*Your instructions*.
Records follow. Select each line holding "value".

*Supplied data*.
>> BEGIN

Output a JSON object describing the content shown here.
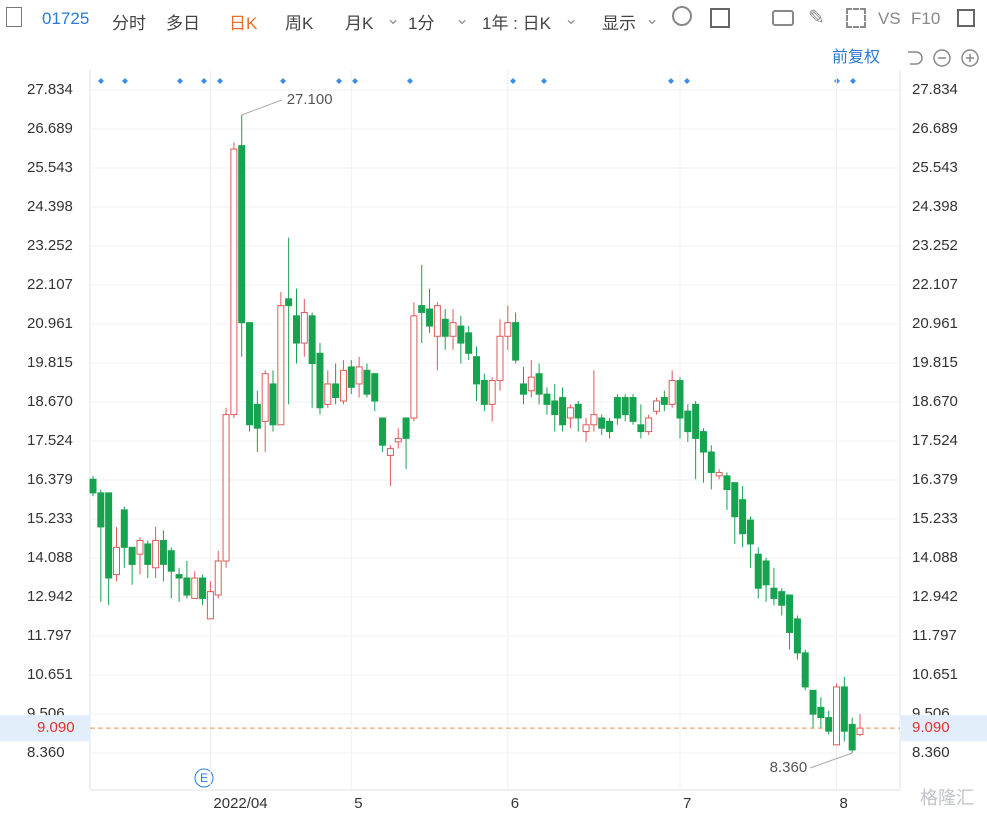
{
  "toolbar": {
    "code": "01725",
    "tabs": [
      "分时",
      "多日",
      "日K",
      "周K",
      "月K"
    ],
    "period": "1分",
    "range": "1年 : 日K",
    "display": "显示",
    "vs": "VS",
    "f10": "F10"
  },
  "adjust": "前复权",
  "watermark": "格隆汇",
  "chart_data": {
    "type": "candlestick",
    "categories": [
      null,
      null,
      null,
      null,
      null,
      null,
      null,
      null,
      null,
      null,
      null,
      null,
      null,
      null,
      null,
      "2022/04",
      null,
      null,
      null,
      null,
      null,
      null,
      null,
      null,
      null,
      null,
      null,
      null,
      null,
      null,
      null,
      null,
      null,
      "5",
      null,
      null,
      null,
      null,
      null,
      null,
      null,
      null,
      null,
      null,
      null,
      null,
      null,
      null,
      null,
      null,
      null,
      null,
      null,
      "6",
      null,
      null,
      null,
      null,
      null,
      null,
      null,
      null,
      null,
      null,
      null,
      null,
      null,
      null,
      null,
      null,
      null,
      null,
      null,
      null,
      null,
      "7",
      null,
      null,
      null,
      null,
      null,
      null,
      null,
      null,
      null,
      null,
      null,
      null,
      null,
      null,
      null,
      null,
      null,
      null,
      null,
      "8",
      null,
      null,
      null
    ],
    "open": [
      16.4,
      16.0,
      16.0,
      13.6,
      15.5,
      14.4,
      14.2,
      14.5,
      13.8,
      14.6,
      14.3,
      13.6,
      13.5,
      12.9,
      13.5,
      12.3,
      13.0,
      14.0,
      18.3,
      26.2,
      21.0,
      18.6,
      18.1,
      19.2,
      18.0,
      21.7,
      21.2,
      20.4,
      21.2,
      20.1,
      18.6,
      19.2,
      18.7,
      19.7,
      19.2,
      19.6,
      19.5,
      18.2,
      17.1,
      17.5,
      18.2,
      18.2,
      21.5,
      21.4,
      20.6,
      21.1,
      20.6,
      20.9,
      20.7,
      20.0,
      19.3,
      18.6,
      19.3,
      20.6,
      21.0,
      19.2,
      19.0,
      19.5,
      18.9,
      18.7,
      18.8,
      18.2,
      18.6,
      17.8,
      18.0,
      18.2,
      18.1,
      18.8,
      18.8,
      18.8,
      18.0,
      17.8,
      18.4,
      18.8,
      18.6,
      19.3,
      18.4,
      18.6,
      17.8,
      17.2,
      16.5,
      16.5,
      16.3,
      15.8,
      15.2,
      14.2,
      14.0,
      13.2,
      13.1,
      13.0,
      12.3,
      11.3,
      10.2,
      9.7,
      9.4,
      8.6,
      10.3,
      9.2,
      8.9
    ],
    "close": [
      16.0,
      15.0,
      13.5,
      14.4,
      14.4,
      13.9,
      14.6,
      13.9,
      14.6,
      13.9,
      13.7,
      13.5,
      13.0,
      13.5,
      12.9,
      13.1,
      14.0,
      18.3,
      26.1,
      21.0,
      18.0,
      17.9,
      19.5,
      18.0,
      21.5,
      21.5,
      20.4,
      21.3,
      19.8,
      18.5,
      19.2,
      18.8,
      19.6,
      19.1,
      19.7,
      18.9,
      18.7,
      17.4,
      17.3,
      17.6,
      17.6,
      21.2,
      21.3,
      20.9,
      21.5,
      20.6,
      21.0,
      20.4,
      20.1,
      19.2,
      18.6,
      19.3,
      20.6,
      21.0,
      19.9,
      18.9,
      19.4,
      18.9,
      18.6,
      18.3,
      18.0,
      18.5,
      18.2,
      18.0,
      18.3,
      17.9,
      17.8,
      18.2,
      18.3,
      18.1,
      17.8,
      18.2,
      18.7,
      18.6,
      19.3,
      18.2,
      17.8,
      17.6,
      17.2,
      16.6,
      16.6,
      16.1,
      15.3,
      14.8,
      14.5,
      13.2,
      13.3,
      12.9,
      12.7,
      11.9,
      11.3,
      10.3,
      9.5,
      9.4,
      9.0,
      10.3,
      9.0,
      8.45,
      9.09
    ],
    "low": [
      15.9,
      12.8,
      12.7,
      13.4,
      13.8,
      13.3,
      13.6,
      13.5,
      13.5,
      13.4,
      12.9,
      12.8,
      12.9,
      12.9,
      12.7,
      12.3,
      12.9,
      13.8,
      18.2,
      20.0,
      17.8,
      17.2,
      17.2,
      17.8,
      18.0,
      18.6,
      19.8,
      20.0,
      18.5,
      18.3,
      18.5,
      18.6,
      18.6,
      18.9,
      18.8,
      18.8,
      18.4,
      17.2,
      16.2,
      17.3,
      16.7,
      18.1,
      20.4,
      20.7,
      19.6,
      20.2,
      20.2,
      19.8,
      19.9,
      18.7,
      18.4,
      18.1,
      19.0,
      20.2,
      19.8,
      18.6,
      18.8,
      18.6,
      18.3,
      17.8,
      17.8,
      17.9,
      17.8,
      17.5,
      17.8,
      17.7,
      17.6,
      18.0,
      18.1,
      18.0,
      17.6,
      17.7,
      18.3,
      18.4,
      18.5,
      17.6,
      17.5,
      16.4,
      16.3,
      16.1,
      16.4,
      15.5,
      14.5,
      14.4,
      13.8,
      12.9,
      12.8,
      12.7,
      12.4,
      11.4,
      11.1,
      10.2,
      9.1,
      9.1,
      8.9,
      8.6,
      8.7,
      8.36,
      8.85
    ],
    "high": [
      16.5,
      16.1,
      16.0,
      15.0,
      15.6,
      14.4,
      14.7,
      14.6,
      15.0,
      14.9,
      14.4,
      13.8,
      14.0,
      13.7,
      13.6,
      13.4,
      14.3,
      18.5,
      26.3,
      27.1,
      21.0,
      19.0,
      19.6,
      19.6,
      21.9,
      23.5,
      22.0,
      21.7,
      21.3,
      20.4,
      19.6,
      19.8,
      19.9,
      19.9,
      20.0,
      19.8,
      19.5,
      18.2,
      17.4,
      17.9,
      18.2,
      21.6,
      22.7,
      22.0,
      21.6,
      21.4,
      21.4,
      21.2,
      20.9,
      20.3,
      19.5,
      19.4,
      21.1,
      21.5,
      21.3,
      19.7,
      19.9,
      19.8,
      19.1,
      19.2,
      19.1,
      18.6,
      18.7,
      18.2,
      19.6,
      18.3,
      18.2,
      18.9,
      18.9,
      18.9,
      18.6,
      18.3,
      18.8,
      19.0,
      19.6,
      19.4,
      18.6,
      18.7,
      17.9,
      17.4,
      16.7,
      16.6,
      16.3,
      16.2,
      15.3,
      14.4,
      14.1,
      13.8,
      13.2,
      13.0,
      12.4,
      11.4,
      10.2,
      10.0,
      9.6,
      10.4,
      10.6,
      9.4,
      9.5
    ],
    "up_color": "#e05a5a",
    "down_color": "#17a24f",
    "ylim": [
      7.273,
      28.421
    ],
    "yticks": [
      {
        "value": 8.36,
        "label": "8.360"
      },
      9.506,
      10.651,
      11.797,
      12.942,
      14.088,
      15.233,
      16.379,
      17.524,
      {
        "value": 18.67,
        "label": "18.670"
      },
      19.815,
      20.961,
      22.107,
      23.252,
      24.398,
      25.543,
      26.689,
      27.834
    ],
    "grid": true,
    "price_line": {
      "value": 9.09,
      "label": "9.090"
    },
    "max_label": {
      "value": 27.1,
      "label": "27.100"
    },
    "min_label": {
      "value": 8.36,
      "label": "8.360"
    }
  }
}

>> END

*Written solution*.
        "value": 8.36,
        "value": 18.67,
      "value": 9.09,
      "value": 27.1,
      "value": 8.36,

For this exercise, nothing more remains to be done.